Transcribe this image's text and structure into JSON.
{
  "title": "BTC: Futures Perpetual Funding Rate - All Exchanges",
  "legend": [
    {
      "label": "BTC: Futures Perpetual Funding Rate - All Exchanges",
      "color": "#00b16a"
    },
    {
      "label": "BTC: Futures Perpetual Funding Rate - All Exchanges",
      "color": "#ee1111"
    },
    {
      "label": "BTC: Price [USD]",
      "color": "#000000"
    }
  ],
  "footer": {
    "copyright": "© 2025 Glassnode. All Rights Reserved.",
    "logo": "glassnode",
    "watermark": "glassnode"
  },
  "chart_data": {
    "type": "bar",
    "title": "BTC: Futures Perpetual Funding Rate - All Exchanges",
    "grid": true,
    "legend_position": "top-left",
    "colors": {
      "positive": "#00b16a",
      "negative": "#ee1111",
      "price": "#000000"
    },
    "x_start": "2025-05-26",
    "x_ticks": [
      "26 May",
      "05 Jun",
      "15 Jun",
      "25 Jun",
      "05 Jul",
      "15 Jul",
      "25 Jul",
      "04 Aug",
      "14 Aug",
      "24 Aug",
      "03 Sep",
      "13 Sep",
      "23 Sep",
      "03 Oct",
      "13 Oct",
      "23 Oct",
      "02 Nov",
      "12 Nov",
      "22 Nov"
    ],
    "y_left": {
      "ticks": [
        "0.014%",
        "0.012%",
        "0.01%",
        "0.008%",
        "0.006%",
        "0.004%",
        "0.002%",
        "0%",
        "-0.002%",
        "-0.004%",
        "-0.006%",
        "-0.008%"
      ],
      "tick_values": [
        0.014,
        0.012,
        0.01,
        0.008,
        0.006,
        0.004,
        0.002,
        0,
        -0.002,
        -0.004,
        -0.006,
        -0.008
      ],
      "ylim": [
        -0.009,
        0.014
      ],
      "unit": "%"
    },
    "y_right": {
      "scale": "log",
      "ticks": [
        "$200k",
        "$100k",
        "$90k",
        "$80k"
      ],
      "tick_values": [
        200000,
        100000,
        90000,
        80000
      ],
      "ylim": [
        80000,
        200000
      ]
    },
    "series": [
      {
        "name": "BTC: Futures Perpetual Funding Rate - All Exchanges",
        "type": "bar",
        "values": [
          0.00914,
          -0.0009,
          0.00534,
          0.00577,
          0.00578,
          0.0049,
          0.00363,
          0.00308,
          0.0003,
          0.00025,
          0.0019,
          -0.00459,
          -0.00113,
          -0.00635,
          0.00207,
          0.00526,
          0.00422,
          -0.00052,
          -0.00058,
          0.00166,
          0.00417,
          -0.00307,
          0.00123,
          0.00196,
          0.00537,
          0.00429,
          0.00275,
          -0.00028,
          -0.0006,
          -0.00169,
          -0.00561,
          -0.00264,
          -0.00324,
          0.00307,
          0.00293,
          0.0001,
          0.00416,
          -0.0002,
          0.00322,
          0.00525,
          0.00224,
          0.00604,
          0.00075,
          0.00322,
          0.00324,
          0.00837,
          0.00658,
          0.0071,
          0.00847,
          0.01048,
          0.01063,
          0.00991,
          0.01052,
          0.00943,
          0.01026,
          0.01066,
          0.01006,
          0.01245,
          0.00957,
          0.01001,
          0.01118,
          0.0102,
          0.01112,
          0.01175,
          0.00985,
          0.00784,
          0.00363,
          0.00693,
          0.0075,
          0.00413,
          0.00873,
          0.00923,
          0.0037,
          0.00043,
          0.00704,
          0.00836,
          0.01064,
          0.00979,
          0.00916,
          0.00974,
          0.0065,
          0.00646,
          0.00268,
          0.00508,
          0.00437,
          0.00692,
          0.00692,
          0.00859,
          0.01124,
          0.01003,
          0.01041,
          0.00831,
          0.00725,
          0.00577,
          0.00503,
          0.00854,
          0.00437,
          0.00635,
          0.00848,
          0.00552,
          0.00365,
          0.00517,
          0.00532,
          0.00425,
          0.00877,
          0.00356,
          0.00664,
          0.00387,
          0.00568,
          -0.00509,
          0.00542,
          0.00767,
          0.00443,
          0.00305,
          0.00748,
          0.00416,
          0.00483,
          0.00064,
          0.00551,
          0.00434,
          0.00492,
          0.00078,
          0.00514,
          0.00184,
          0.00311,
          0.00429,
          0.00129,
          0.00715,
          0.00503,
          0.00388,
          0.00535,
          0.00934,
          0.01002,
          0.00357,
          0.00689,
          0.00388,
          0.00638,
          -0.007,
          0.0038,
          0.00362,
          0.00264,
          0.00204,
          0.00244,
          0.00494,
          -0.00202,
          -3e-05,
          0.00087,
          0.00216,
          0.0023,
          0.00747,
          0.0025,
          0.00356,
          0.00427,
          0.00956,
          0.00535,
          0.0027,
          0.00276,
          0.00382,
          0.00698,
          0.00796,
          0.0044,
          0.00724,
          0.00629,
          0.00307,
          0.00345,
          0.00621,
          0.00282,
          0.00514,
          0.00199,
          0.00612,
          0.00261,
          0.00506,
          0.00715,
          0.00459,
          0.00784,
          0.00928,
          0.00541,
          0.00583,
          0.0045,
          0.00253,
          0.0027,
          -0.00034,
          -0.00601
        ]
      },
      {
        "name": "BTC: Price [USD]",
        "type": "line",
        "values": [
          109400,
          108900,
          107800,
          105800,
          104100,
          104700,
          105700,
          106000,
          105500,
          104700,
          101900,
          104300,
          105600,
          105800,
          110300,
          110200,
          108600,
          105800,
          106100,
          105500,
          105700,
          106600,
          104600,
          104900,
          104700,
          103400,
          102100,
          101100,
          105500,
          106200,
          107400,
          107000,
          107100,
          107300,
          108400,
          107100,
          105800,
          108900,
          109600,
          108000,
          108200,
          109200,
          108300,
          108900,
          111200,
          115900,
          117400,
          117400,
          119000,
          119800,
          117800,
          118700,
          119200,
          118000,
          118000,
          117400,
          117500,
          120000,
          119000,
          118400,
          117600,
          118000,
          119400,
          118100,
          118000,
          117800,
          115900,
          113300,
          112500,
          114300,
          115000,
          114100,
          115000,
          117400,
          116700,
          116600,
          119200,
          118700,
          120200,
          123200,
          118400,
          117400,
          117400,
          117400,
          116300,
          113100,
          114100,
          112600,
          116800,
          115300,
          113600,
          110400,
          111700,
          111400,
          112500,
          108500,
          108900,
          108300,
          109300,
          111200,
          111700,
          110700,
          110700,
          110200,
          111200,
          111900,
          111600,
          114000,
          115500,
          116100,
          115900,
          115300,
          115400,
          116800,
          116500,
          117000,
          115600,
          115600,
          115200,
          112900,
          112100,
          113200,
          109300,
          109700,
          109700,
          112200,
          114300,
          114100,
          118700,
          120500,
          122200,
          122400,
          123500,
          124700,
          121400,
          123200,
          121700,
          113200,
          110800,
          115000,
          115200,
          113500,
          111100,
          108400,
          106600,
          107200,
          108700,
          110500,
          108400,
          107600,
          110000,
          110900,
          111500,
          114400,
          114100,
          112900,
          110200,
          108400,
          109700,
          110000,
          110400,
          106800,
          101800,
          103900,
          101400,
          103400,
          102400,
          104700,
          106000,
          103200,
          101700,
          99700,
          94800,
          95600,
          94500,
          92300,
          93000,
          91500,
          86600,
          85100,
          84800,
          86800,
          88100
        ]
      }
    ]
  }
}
· · · · · · ·
--- THE PROBLEM ---
Repeat the material above in full, quoting it exactly.

--- EXERCISE SOLUTION ---
Transcribe this image's text and structure into JSON.
{
  "title": "BTC: Futures Perpetual Funding Rate - All Exchanges",
  "legend": [
    {
      "label": "BTC: Futures Perpetual Funding Rate - All Exchanges",
      "color": "#00b16a"
    },
    {
      "label": "BTC: Futures Perpetual Funding Rate - All Exchanges",
      "color": "#ee1111"
    },
    {
      "label": "BTC: Price [USD]",
      "color": "#000000"
    }
  ],
  "footer": {
    "copyright": "© 2025 Glassnode. All Rights Reserved.",
    "logo": "glassnode",
    "watermark": "glassnode"
  },
  "chart_data": {
    "type": "bar",
    "title": "BTC: Futures Perpetual Funding Rate - All Exchanges",
    "grid": true,
    "legend_position": "top-left",
    "colors": {
      "positive": "#00b16a",
      "negative": "#ee1111",
      "price": "#000000"
    },
    "x_start": "2025-05-26",
    "x_ticks": [
      "26 May",
      "05 Jun",
      "15 Jun",
      "25 Jun",
      "05 Jul",
      "15 Jul",
      "25 Jul",
      "04 Aug",
      "14 Aug",
      "24 Aug",
      "03 Sep",
      "13 Sep",
      "23 Sep",
      "03 Oct",
      "13 Oct",
      "23 Oct",
      "02 Nov",
      "12 Nov",
      "22 Nov"
    ],
    "y_left": {
      "ticks": [
        "0.014%",
        "0.012%",
        "0.01%",
        "0.008%",
        "0.006%",
        "0.004%",
        "0.002%",
        "0%",
        "-0.002%",
        "-0.004%",
        "-0.006%",
        "-0.008%"
      ],
      "tick_values": [
        0.014,
        0.012,
        0.01,
        0.008,
        0.006,
        0.004,
        0.002,
        0,
        -0.002,
        -0.004,
        -0.006,
        -0.008
      ],
      "ylim": [
        -0.009,
        0.014
      ],
      "unit": "%"
    },
    "y_right": {
      "scale": "log",
      "ticks": [
        "$200k",
        "$100k",
        "$90k",
        "$80k"
      ],
      "tick_values": [
        200000,
        100000,
        90000,
        80000
      ],
      "ylim": [
        80000,
        200000
      ]
    },
    "series": [
      {
        "name": "BTC: Futures Perpetual Funding Rate - All Exchanges",
        "type": "bar",
        "values": [
          0.00914,
          -0.0009,
          0.00534,
          0.00577,
          0.00578,
          0.0049,
          0.00363,
          0.00308,
          0.0003,
          0.00025,
          0.0019,
          -0.00459,
          -0.00113,
          -0.00635,
          0.00207,
          0.00526,
          0.00422,
          -0.00052,
          -0.00058,
          0.00166,
          0.00417,
          -0.00307,
          0.00123,
          0.00196,
          0.00537,
          0.00429,
          0.00275,
          -0.00028,
          -0.0006,
          -0.00169,
          -0.00561,
          -0.00264,
          -0.00324,
          0.00307,
          0.00293,
          0.0001,
          0.00416,
          -0.0002,
          0.00322,
          0.00525,
          0.00224,
          0.00604,
          0.00075,
          0.00322,
          0.00324,
          0.00837,
          0.00658,
          0.0071,
          0.00847,
          0.01048,
          0.01063,
          0.00991,
          0.01052,
          0.00943,
          0.01026,
          0.01066,
          0.01006,
          0.01245,
          0.00957,
          0.01001,
          0.01118,
          0.0102,
          0.01112,
          0.01175,
          0.00985,
          0.00784,
          0.00363,
          0.00693,
          0.0075,
          0.00413,
          0.00873,
          0.00923,
          0.0037,
          0.00043,
          0.00704,
          0.00836,
          0.01064,
          0.00979,
          0.00916,
          0.00974,
          0.0065,
          0.00646,
          0.00268,
          0.00508,
          0.00437,
          0.00692,
          0.00692,
          0.00859,
          0.01124,
          0.01003,
          0.01041,
          0.00831,
          0.00725,
          0.00577,
          0.00503,
          0.00854,
          0.00437,
          0.00635,
          0.00848,
          0.00552,
          0.00365,
          0.00517,
          0.00532,
          0.00425,
          0.00877,
          0.00356,
          0.00664,
          0.00387,
          0.00568,
          -0.00509,
          0.00542,
          0.00767,
          0.00443,
          0.00305,
          0.00748,
          0.00416,
          0.00483,
          0.00064,
          0.00551,
          0.00434,
          0.00492,
          0.00078,
          0.00514,
          0.00184,
          0.00311,
          0.00429,
          0.00129,
          0.00715,
          0.00503,
          0.00388,
          0.00535,
          0.00934,
          0.01002,
          0.00357,
          0.00689,
          0.00388,
          0.00638,
          -0.007,
          0.0038,
          0.00362,
          0.00264,
          0.00204,
          0.00244,
          0.00494,
          -0.00202,
          -3e-05,
          0.00087,
          0.00216,
          0.0023,
          0.00747,
          0.0025,
          0.00356,
          0.00427,
          0.00956,
          0.00535,
          0.0027,
          0.00276,
          0.00382,
          0.00698,
          0.00796,
          0.0044,
          0.00724,
          0.00629,
          0.00307,
          0.00345,
          0.00621,
          0.00282,
          0.00514,
          0.00199,
          0.00612,
          0.00261,
          0.00506,
          0.00715,
          0.00459,
          0.00784,
          0.00928,
          0.00541,
          0.00583,
          0.0045,
          0.00253,
          0.0027,
          -0.00034,
          -0.00601
        ]
      },
      {
        "name": "BTC: Price [USD]",
        "type": "line",
        "values": [
          109400,
          108900,
          107800,
          105800,
          104100,
          104700,
          105700,
          106000,
          105500,
          104700,
          101900,
          104300,
          105600,
          105800,
          110300,
          110200,
          108600,
          105800,
          106100,
          105500,
          105700,
          106600,
          104600,
          104900,
          104700,
          103400,
          102100,
          101100,
          105500,
          106200,
          107400,
          107000,
          107100,
          107300,
          108400,
          107100,
          105800,
          108900,
          109600,
          108000,
          108200,
          109200,
          108300,
          108900,
          111200,
          115900,
          117400,
          117400,
          119000,
          119800,
          117800,
          118700,
          119200,
          118000,
          118000,
          117400,
          117500,
          120000,
          119000,
          118400,
          117600,
          118000,
          119400,
          118100,
          118000,
          117800,
          115900,
          113300,
          112500,
          114300,
          115000,
          114100,
          115000,
          117400,
          116700,
          116600,
          119200,
          118700,
          120200,
          123200,
          118400,
          117400,
          117400,
          117400,
          116300,
          113100,
          114100,
          112600,
          116800,
          115300,
          113600,
          110400,
          111700,
          111400,
          112500,
          108500,
          108900,
          108300,
          109300,
          111200,
          111700,
          110700,
          110700,
          110200,
          111200,
          111900,
          111600,
          114000,
          115500,
          116100,
          115900,
          115300,
          115400,
          116800,
          116500,
          117000,
          115600,
          115600,
          115200,
          112900,
          112100,
          113200,
          109300,
          109700,
          109700,
          112200,
          114300,
          114100,
          118700,
          120500,
          122200,
          122400,
          123500,
          124700,
          121400,
          123200,
          121700,
          113200,
          110800,
          115000,
          115200,
          113500,
          111100,
          108400,
          106600,
          107200,
          108700,
          110500,
          108400,
          107600,
          110000,
          110900,
          111500,
          114400,
          114100,
          112900,
          110200,
          108400,
          109700,
          110000,
          110400,
          106800,
          101800,
          103900,
          101400,
          103400,
          102400,
          104700,
          106000,
          103200,
          101700,
          99700,
          94800,
          95600,
          94500,
          92300,
          93000,
          91500,
          86600,
          85100,
          84800,
          86800,
          88100
        ]
      }
    ]
  }
}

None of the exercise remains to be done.